* Work instructions: Reproduce verbatim the part of the material that opens with the line containing "- reply-count: 1: [399, 255, 411, 278]" and closes with the line containing "- bookmark-icon[interactable]: [760, 256, 782, 280]", including both of those lines.

* Records to use:
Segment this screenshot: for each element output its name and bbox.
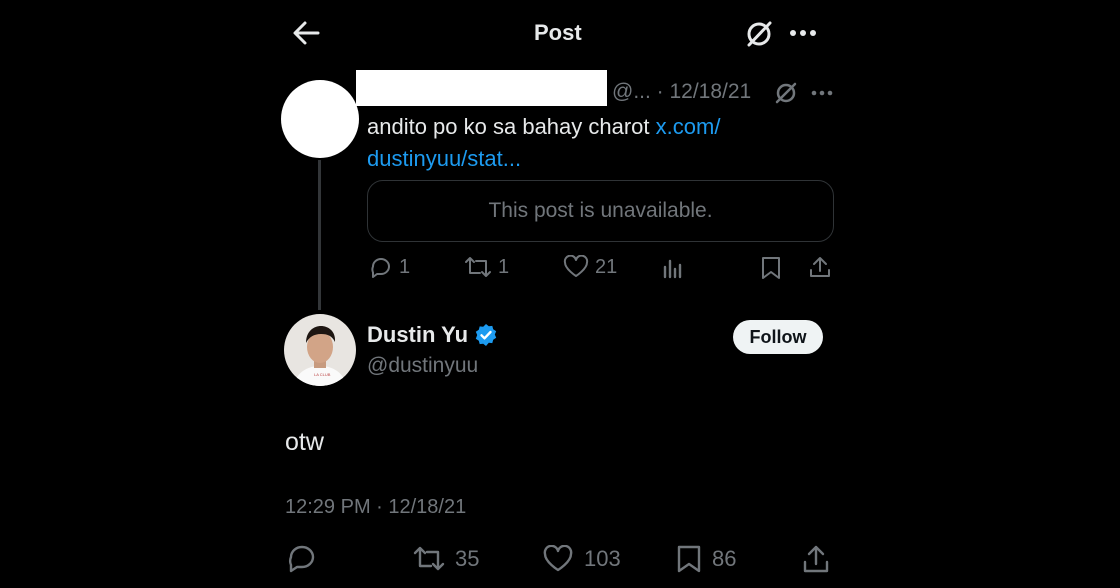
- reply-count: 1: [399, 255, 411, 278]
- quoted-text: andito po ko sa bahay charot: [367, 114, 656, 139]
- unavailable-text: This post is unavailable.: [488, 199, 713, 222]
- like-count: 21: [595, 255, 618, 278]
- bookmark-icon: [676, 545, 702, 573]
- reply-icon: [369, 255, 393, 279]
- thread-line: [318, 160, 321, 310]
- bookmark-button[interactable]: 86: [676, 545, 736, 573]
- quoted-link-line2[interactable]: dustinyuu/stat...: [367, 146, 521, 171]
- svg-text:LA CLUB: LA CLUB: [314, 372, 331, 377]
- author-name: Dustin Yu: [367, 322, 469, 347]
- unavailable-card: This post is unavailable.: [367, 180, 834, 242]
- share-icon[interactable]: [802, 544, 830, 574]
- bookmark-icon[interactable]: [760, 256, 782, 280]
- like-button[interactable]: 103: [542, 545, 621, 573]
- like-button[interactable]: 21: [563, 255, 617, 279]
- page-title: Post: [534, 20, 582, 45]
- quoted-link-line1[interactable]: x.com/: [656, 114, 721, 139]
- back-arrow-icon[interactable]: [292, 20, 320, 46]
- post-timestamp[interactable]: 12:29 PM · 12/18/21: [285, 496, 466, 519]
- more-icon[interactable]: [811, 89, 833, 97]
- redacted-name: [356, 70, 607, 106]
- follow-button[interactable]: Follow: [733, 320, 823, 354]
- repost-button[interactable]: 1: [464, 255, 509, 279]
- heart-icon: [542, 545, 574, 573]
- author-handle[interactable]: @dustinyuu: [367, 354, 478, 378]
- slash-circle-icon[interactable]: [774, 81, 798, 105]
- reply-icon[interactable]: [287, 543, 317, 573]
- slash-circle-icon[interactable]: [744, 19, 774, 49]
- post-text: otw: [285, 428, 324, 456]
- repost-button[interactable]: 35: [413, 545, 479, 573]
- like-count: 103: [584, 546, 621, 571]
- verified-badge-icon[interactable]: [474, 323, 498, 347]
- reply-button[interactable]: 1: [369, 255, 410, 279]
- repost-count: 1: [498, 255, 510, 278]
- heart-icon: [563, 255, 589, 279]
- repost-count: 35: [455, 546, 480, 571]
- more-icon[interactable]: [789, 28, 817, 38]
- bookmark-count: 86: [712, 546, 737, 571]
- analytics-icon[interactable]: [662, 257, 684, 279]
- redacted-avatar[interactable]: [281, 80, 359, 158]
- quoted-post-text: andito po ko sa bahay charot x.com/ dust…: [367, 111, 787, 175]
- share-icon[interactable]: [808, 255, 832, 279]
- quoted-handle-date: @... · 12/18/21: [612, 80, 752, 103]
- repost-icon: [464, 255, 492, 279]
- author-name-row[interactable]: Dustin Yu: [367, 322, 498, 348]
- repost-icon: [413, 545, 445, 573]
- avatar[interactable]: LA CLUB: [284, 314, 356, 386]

...

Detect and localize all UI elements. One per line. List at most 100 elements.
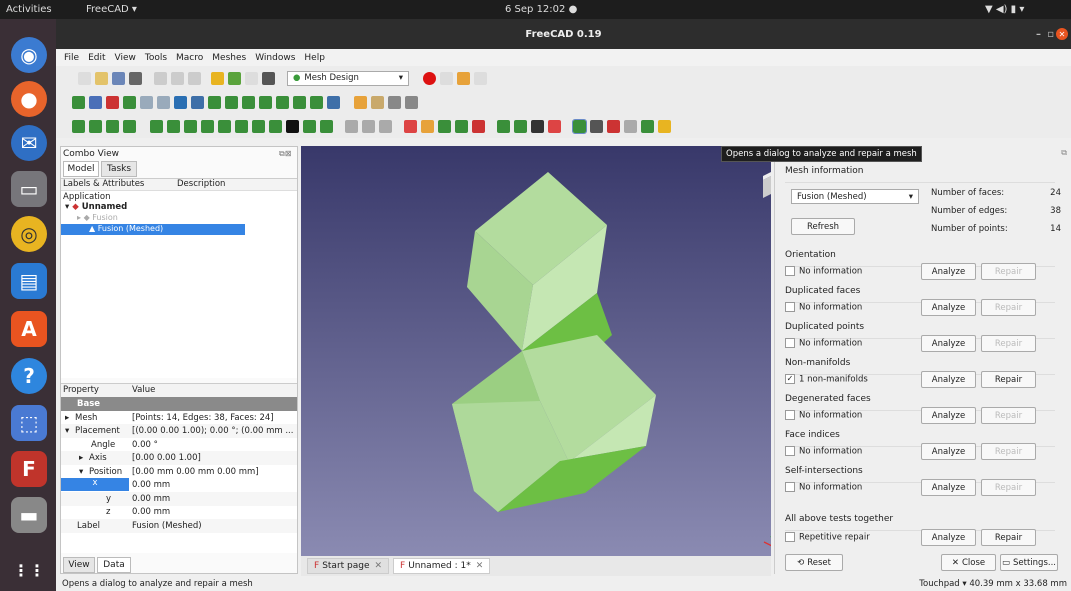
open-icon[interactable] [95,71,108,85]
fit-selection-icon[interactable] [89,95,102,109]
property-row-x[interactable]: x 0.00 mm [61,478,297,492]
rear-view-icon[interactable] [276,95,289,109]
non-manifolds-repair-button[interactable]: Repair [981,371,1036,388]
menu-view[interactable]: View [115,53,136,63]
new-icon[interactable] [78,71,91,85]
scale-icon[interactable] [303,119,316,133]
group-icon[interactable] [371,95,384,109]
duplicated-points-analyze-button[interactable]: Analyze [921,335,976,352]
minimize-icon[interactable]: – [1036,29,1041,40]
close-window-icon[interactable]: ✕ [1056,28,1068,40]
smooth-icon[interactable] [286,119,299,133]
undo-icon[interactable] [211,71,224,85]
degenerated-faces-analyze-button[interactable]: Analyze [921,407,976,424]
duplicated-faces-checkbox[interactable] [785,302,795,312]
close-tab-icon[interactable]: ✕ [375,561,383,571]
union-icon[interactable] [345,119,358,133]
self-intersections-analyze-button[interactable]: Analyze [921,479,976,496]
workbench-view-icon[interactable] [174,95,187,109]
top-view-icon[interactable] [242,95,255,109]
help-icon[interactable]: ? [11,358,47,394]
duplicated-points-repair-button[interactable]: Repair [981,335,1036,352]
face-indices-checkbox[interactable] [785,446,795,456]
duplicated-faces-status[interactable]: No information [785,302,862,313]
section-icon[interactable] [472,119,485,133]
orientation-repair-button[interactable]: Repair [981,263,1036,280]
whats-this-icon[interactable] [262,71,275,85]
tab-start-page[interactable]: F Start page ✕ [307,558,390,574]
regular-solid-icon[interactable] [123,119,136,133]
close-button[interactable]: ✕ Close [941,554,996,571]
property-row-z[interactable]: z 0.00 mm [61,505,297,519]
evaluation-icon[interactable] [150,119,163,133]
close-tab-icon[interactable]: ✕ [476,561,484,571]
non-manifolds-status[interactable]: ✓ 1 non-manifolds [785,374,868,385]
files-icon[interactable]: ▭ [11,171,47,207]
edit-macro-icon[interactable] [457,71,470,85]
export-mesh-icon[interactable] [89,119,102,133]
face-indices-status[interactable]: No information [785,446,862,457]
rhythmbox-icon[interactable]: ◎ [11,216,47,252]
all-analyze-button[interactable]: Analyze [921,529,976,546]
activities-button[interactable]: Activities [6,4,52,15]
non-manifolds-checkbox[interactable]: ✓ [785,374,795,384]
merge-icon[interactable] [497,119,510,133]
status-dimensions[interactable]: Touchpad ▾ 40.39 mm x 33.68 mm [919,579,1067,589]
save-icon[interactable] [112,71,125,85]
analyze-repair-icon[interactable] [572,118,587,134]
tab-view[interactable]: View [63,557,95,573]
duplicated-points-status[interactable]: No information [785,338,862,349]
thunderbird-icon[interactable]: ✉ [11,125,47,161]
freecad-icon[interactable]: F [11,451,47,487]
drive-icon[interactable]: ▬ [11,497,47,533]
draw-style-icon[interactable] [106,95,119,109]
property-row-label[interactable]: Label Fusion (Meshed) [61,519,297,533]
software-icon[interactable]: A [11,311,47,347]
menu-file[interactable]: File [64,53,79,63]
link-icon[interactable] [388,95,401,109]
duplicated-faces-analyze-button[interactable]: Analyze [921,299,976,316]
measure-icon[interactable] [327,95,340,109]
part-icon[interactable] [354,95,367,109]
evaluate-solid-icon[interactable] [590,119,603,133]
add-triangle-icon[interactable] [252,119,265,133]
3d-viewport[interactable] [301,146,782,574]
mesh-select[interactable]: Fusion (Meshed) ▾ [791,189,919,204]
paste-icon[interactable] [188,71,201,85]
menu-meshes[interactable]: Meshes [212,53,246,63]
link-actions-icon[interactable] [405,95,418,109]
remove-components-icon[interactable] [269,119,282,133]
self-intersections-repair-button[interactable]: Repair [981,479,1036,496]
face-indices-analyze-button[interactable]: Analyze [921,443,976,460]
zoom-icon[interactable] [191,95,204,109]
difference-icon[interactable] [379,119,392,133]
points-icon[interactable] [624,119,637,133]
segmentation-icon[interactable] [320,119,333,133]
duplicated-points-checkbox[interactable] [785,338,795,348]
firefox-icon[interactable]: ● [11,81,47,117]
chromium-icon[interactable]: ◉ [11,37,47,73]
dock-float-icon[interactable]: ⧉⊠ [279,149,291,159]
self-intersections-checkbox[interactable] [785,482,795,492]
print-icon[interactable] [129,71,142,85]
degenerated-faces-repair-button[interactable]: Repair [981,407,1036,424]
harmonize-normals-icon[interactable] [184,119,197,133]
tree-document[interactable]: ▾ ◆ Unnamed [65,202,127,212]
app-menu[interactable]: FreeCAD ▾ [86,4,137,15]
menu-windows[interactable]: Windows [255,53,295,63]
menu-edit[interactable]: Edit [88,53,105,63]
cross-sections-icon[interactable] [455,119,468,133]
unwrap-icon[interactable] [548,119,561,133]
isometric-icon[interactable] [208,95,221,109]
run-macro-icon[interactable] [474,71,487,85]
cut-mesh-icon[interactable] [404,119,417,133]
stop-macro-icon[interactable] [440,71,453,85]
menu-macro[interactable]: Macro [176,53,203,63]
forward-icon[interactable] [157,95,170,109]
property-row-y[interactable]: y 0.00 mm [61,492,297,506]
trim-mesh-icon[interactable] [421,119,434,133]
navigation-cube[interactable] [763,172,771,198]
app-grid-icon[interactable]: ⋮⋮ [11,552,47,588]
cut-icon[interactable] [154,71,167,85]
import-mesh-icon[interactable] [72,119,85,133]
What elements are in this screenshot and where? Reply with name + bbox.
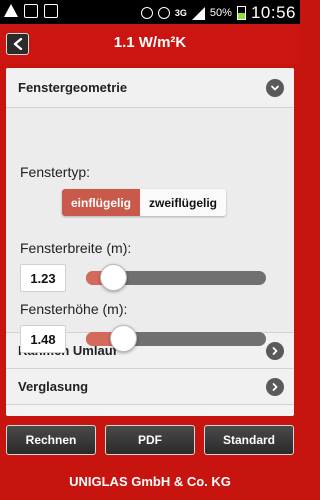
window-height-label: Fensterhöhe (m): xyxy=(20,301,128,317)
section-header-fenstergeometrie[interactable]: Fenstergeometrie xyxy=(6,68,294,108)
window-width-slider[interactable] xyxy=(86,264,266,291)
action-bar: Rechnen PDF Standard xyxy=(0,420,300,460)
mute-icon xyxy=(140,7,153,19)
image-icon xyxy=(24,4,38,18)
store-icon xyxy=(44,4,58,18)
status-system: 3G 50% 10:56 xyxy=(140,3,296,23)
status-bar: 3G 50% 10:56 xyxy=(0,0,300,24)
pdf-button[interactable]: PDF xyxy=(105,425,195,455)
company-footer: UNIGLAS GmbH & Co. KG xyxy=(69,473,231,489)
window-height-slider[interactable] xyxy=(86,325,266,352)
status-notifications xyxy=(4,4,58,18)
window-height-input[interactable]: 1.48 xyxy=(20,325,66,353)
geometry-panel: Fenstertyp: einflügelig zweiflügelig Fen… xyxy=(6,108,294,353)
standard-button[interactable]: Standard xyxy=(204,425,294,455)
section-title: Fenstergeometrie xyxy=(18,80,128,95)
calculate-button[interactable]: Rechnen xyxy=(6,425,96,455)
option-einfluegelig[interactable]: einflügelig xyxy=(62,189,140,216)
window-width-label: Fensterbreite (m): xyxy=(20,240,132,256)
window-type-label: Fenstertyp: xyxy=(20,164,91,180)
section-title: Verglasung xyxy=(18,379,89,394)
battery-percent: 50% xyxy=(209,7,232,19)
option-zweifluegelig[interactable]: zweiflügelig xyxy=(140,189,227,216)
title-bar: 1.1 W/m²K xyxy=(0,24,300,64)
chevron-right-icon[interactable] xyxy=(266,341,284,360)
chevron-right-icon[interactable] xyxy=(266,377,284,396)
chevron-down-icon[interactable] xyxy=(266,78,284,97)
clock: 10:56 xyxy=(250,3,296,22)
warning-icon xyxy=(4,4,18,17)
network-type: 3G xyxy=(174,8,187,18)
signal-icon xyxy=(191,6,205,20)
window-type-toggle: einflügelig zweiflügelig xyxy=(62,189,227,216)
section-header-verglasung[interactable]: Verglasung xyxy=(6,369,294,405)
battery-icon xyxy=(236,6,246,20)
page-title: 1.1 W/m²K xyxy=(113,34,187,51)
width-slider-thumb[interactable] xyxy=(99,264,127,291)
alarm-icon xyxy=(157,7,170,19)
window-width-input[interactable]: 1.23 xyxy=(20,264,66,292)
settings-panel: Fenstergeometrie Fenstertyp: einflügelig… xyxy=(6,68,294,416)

* Task output:
- reply-count: 1: [399, 255, 411, 278]
- quoted-text: andito po ko sa bahay charot: [367, 114, 656, 139]
- unavailable-text: This post is unavailable.: [488, 199, 713, 222]
- like-count: 21: [595, 255, 618, 278]
- bookmark-icon: [676, 545, 702, 573]
- reply-icon: [369, 255, 393, 279]
- thread-line: [318, 160, 321, 310]
- bookmark-button[interactable]: 86: [676, 545, 736, 573]
- quoted-link-line2[interactable]: dustinyuu/stat...: [367, 146, 521, 171]
- svg-text:LA CLUB: LA CLUB: [314, 372, 331, 377]
- author-name: Dustin Yu: [367, 322, 469, 347]
- unavailable-card: This post is unavailable.: [367, 180, 834, 242]
- share-icon[interactable]: [802, 544, 830, 574]
- bookmark-icon[interactable]: [760, 256, 782, 280]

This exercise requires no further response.